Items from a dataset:
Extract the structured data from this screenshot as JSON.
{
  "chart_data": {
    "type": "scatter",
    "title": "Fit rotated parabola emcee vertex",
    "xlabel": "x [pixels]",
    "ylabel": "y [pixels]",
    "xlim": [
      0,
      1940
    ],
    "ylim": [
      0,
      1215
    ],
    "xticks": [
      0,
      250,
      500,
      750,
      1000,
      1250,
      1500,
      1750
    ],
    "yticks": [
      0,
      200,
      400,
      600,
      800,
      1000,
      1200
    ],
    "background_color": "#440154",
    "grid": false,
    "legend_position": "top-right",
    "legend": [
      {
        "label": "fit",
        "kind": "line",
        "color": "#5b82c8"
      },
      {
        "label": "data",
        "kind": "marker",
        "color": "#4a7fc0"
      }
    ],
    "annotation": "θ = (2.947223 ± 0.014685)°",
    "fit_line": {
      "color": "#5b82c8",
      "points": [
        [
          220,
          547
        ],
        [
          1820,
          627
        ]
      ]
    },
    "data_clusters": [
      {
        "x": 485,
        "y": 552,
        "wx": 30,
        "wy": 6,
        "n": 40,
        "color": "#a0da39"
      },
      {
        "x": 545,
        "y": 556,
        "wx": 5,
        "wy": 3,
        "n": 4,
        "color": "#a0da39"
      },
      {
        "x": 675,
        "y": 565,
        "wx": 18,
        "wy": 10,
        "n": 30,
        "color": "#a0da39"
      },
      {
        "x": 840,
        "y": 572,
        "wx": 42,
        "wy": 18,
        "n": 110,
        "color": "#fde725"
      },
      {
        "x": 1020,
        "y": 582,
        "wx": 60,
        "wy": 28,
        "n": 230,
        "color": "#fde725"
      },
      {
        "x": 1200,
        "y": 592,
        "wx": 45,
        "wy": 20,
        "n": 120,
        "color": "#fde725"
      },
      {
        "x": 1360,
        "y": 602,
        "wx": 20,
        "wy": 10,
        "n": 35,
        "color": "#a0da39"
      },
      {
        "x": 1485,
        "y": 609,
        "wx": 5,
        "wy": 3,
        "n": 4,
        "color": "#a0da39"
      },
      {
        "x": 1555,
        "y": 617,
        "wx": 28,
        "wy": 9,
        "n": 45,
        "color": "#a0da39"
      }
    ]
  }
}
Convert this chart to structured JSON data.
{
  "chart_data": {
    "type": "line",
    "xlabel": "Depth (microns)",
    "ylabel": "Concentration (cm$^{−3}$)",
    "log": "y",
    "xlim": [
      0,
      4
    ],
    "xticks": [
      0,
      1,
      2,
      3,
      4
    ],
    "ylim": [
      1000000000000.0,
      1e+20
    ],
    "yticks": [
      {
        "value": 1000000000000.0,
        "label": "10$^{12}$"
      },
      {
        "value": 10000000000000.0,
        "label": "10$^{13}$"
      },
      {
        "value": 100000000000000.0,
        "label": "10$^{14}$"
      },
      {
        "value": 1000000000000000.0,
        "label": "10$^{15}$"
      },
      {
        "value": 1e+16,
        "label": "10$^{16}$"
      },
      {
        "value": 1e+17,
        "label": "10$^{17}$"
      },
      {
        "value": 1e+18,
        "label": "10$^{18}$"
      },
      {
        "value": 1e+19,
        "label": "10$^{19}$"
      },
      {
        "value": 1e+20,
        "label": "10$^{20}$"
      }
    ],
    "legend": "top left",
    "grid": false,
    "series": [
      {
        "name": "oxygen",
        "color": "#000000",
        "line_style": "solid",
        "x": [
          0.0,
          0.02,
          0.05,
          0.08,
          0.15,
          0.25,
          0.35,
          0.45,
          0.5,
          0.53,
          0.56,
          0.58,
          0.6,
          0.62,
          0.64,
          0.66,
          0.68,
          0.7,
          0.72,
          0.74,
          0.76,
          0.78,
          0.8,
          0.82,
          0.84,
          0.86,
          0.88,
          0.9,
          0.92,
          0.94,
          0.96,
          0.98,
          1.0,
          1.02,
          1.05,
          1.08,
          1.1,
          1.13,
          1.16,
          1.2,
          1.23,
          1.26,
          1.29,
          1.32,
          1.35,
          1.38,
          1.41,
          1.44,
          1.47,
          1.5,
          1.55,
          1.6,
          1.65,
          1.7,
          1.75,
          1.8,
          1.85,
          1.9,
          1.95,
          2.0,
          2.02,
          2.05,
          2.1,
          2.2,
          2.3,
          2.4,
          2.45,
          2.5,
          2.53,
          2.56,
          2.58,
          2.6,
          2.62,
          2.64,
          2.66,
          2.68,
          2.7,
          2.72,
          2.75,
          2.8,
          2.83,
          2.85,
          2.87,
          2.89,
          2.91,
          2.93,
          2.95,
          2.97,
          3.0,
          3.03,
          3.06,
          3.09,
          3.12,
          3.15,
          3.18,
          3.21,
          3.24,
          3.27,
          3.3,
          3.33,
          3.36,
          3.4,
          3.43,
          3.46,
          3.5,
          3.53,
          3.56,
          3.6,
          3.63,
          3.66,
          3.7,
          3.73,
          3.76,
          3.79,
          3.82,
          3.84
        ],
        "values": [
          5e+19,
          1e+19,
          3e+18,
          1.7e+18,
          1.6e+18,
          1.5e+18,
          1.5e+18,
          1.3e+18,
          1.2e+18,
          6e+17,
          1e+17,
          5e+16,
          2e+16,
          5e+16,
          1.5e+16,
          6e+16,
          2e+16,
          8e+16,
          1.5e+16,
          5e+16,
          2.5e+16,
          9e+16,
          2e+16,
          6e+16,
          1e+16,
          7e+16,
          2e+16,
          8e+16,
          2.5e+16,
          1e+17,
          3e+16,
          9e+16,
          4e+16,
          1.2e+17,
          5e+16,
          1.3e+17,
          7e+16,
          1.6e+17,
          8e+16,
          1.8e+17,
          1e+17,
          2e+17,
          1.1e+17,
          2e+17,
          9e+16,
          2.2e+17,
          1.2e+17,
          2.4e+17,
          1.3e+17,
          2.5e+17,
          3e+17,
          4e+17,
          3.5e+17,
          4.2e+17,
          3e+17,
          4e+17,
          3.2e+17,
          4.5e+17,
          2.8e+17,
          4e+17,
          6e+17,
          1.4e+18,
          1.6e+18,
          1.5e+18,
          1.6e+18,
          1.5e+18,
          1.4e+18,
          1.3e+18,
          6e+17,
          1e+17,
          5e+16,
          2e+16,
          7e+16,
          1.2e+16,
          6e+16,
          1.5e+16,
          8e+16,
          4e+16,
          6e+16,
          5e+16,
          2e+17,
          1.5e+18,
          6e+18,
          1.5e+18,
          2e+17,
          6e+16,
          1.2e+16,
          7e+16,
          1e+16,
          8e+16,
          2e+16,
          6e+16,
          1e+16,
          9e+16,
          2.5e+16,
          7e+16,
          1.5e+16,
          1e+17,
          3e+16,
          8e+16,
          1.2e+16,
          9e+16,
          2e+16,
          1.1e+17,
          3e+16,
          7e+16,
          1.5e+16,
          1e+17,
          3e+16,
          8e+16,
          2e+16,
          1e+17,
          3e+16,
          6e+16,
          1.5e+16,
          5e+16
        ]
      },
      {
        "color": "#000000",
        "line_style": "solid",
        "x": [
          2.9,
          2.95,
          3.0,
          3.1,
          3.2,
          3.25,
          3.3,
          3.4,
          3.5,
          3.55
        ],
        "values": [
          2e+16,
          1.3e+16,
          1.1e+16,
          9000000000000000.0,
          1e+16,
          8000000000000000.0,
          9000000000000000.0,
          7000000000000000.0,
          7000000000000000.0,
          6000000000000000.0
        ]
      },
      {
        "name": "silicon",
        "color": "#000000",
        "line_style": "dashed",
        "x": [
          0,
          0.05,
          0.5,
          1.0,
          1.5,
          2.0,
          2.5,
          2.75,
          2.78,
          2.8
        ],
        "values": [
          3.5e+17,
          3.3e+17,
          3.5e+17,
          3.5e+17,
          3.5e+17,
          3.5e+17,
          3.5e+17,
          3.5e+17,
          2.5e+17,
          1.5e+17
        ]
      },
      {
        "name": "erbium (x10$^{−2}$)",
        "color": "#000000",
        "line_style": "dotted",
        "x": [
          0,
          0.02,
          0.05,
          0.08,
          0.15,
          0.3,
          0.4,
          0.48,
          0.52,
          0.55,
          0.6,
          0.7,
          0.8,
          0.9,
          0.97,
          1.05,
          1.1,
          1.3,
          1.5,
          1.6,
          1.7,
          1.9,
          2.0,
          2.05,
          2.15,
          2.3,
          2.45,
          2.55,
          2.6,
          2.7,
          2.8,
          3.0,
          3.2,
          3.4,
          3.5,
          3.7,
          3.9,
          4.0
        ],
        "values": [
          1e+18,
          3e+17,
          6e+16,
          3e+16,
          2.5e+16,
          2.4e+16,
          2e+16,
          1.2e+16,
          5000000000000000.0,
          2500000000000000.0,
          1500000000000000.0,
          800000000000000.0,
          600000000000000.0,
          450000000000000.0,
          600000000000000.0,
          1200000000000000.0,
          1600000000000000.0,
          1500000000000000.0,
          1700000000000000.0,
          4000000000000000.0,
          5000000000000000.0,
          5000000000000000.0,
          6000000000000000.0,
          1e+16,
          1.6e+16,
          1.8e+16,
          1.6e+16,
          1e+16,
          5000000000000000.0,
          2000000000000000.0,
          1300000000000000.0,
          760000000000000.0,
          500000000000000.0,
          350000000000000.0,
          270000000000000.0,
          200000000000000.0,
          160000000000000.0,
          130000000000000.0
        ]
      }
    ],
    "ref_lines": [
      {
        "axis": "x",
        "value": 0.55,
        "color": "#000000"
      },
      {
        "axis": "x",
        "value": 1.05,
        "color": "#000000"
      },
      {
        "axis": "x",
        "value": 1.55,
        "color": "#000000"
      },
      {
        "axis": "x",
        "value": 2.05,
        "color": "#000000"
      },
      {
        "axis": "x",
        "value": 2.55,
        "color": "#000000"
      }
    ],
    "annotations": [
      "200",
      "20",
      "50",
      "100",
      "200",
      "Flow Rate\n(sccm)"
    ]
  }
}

_WORK INSTRUCTIONS_. Search the data for the word "xlabel" and copy each line where it appears.

_RESPONSE TO THIS EXERCISE_.
    "xlabel": "x [pixels]",
    "xlabel": "Depth (microns)",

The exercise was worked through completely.